**Record extracts**
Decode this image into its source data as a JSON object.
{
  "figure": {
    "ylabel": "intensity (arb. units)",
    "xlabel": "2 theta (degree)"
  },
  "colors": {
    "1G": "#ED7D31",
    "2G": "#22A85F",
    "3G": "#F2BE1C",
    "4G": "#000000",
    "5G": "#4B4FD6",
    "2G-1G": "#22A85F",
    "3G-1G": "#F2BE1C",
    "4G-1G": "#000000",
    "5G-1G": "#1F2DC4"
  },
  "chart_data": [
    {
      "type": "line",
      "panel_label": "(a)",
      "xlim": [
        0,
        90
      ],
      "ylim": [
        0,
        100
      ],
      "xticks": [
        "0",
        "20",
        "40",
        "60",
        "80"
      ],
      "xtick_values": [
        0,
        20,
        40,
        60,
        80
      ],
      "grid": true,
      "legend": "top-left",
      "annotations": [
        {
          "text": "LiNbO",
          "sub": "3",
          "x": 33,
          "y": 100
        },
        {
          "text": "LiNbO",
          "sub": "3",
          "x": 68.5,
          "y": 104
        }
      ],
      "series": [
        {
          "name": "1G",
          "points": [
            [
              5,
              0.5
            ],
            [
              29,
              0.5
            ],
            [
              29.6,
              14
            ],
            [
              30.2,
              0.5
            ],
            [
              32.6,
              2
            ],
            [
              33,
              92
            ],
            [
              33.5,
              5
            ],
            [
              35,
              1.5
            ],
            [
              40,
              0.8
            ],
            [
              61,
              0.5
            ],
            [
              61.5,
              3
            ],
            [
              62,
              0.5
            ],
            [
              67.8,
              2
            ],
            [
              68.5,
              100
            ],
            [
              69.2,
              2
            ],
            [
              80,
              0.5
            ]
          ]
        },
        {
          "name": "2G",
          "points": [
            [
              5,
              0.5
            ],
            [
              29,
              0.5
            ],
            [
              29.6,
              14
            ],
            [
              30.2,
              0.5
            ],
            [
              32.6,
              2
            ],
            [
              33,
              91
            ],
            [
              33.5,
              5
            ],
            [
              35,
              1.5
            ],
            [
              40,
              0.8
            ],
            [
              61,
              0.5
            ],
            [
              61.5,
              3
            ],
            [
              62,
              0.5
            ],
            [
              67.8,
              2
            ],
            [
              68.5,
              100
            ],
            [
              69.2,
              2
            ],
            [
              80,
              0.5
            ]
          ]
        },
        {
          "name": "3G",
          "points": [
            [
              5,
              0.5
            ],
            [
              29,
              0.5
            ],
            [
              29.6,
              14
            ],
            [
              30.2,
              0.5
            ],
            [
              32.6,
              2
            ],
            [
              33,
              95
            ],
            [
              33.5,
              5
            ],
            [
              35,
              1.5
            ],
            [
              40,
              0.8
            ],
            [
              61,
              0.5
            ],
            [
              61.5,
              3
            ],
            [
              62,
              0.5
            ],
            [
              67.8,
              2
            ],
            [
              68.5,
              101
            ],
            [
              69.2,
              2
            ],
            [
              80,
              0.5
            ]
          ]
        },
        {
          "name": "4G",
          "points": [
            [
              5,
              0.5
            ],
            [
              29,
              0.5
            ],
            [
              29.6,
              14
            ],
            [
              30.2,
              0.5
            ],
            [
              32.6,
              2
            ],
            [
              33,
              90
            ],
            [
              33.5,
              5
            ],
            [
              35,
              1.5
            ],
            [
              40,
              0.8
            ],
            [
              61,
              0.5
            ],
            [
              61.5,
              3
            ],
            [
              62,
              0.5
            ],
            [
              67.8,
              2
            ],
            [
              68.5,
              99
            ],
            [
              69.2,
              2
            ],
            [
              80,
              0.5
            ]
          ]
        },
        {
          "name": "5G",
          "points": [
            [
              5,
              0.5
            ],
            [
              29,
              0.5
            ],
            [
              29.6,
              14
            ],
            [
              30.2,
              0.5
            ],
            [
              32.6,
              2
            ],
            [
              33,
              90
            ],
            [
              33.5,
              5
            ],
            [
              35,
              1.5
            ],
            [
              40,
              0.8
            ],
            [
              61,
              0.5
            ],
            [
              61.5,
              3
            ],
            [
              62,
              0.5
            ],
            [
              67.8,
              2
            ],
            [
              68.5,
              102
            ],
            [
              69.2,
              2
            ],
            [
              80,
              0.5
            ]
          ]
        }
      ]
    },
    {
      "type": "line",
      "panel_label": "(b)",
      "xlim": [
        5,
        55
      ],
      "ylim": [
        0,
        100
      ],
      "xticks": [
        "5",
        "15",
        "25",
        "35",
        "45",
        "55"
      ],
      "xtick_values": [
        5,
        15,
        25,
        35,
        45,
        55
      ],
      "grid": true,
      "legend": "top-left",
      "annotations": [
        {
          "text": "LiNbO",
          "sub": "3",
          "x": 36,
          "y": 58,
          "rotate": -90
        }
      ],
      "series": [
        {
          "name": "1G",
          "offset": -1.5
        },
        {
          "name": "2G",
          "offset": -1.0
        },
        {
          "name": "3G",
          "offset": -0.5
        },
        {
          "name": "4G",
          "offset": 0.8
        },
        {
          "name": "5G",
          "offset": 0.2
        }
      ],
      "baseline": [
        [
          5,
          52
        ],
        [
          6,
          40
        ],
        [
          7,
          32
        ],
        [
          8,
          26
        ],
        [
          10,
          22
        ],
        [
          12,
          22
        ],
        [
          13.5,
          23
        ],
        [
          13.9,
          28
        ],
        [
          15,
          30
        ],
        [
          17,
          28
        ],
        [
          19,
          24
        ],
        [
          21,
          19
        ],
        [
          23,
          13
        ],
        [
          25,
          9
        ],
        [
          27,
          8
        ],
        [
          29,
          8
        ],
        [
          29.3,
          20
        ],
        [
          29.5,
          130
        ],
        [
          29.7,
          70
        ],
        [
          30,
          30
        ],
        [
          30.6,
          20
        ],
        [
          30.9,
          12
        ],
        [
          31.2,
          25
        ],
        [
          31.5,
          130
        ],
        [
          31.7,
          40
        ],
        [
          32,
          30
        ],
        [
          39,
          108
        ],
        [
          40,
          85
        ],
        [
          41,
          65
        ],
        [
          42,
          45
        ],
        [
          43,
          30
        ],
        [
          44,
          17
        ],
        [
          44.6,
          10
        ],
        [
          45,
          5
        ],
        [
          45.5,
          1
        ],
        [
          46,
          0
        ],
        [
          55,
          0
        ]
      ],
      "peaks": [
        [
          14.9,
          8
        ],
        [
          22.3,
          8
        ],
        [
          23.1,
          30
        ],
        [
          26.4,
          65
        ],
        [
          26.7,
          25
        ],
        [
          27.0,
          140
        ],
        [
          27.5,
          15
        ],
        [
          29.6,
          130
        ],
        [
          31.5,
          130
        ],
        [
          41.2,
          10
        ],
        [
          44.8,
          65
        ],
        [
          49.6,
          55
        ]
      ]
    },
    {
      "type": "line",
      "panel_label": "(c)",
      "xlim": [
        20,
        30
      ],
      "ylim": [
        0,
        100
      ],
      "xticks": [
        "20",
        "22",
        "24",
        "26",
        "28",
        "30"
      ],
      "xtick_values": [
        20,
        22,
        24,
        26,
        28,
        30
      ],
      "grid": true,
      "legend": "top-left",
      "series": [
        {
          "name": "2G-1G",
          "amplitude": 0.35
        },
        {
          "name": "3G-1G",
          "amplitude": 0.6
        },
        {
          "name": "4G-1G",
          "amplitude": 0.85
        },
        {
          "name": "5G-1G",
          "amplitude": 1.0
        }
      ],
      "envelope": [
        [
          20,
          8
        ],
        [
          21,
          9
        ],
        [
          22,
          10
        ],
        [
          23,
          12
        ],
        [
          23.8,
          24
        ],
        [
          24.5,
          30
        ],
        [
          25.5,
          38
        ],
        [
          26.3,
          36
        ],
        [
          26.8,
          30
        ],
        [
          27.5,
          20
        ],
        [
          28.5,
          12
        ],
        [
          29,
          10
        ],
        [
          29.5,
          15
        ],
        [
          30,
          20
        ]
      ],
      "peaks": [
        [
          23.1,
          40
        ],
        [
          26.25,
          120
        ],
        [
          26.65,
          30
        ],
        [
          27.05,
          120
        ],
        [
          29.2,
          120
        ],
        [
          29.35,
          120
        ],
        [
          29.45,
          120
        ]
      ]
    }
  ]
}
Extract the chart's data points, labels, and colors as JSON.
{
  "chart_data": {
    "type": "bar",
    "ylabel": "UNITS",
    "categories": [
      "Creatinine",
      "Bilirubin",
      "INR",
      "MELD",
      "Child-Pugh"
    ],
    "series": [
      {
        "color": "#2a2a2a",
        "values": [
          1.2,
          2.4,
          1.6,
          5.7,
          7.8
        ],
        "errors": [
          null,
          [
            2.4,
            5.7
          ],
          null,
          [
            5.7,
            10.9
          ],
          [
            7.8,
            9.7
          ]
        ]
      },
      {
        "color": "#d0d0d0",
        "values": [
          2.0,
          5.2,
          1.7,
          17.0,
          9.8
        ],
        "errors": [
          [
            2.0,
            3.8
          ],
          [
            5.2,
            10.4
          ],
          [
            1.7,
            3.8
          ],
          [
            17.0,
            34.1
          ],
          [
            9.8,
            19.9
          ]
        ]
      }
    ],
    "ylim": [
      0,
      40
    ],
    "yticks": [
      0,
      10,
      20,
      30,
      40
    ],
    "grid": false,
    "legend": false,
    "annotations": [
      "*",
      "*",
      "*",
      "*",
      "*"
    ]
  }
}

**Task brief**
Give back exactly the lines running from the line containing "Extract the chart's" through the end of the material above, both included, and nothing beyond them.

**Answer in full**
Extract the chart's data points, labels, and colors as JSON.
{
  "chart_data": {
    "type": "bar",
    "ylabel": "UNITS",
    "categories": [
      "Creatinine",
      "Bilirubin",
      "INR",
      "MELD",
      "Child-Pugh"
    ],
    "series": [
      {
        "color": "#2a2a2a",
        "values": [
          1.2,
          2.4,
          1.6,
          5.7,
          7.8
        ],
        "errors": [
          null,
          [
            2.4,
            5.7
          ],
          null,
          [
            5.7,
            10.9
          ],
          [
            7.8,
            9.7
          ]
        ]
      },
      {
        "color": "#d0d0d0",
        "values": [
          2.0,
          5.2,
          1.7,
          17.0,
          9.8
        ],
        "errors": [
          [
            2.0,
            3.8
          ],
          [
            5.2,
            10.4
          ],
          [
            1.7,
            3.8
          ],
          [
            17.0,
            34.1
          ],
          [
            9.8,
            19.9
          ]
        ]
      }
    ],
    "ylim": [
      0,
      40
    ],
    "yticks": [
      0,
      10,
      20,
      30,
      40
    ],
    "grid": false,
    "legend": false,
    "annotations": [
      "*",
      "*",
      "*",
      "*",
      "*"
    ]
  }
}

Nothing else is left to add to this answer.